[Dataset items]
[start]

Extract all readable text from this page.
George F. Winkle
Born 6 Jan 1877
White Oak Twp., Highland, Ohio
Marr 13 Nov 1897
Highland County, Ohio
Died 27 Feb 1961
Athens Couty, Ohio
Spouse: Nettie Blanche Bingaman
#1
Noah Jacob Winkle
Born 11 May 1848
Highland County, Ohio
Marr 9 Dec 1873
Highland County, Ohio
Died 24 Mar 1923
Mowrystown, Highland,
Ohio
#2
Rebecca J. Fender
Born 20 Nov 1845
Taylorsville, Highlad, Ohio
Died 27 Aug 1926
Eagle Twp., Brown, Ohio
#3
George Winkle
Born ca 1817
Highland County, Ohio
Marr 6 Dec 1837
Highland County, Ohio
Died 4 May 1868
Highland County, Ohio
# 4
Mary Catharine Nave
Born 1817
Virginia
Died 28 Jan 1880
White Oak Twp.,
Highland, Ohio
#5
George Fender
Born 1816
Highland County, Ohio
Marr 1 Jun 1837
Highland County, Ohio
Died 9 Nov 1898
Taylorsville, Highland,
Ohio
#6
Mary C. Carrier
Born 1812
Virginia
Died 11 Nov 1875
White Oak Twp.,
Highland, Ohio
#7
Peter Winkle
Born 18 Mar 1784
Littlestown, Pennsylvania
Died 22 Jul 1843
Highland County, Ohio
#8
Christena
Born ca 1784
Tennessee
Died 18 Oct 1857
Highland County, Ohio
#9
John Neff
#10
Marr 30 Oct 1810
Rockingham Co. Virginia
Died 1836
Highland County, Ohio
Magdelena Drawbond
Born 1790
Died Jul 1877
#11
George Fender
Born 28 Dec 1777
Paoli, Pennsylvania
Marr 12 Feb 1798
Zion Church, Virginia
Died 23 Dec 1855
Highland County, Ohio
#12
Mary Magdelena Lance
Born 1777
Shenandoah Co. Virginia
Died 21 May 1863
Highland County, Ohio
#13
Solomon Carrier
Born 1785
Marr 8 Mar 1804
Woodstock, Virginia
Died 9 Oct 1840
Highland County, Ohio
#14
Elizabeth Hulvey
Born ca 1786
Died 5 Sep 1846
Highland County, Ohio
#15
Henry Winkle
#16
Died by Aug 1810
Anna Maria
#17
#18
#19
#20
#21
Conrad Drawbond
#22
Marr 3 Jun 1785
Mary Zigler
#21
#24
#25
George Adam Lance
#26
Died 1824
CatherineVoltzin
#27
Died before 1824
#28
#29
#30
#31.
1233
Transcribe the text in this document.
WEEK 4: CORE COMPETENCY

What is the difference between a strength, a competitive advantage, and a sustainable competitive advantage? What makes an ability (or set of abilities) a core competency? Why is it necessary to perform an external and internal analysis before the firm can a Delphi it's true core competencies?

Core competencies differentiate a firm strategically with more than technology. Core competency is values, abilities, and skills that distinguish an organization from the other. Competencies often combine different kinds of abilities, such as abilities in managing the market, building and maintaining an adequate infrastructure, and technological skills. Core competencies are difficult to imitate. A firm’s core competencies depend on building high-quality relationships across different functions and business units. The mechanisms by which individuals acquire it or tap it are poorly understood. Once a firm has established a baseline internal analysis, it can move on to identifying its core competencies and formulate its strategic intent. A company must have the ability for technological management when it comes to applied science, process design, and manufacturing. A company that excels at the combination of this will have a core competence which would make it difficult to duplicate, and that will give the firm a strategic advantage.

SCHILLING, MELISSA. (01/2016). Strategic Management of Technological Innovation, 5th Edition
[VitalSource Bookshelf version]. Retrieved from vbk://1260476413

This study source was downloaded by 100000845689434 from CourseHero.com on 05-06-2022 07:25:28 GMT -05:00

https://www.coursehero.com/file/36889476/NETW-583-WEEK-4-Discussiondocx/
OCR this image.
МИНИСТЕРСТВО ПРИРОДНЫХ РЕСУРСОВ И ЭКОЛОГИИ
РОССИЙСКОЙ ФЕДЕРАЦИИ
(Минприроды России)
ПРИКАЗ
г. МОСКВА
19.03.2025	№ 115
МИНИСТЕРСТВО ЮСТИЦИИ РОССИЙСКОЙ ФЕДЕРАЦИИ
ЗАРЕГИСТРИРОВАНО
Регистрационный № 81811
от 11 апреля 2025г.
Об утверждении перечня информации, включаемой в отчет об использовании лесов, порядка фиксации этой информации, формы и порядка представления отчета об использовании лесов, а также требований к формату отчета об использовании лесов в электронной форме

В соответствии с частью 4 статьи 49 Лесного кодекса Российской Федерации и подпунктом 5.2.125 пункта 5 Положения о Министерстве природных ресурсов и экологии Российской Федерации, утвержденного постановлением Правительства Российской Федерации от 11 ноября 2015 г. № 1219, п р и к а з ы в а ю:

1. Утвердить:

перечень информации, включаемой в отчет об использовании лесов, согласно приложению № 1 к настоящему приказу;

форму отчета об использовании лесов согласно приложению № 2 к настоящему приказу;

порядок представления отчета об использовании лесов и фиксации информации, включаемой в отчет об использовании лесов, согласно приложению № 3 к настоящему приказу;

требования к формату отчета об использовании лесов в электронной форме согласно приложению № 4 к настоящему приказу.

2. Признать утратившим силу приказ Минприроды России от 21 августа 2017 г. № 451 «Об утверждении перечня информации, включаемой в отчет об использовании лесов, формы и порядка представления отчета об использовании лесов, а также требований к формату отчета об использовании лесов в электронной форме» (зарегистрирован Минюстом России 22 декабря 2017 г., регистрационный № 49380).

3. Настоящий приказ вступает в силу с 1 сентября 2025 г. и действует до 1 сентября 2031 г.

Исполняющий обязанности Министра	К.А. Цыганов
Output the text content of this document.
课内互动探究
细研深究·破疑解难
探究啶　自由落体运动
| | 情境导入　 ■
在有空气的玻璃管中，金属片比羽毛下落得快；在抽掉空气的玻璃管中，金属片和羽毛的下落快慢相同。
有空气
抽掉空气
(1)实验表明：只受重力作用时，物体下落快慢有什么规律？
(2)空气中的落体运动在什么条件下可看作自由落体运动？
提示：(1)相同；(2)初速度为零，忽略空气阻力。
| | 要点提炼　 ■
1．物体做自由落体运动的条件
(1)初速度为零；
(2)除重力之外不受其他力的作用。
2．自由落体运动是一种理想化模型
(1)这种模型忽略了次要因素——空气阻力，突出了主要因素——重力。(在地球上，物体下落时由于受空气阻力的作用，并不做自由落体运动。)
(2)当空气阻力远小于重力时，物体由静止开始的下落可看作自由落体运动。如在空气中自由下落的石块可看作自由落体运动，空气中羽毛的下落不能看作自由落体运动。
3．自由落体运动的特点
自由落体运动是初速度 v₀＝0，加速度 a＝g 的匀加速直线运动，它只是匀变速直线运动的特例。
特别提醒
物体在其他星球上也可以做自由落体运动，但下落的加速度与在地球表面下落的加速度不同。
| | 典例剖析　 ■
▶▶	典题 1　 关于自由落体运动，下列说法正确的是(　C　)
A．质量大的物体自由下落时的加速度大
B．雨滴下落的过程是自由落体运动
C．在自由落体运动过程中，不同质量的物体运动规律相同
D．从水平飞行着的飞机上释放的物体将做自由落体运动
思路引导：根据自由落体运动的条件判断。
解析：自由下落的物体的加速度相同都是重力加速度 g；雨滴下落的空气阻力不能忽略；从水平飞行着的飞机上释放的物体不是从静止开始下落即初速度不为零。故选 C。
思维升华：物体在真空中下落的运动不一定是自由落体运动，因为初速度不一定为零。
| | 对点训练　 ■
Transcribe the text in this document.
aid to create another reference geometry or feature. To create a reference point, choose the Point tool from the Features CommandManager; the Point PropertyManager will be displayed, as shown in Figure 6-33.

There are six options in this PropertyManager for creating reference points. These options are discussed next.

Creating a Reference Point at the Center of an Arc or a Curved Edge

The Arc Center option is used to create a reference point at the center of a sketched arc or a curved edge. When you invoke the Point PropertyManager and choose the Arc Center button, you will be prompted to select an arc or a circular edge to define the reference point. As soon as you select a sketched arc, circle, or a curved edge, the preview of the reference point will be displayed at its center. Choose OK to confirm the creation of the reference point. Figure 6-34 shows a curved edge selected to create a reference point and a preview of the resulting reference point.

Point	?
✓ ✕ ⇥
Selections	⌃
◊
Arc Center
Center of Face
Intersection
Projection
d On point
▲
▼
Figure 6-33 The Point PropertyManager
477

[end]

What you will do →
Each line holding "Pennsylvania" must be found and copied.

Exercise solution →
Littlestown, Pennsylvania
Paoli, Pennsylvania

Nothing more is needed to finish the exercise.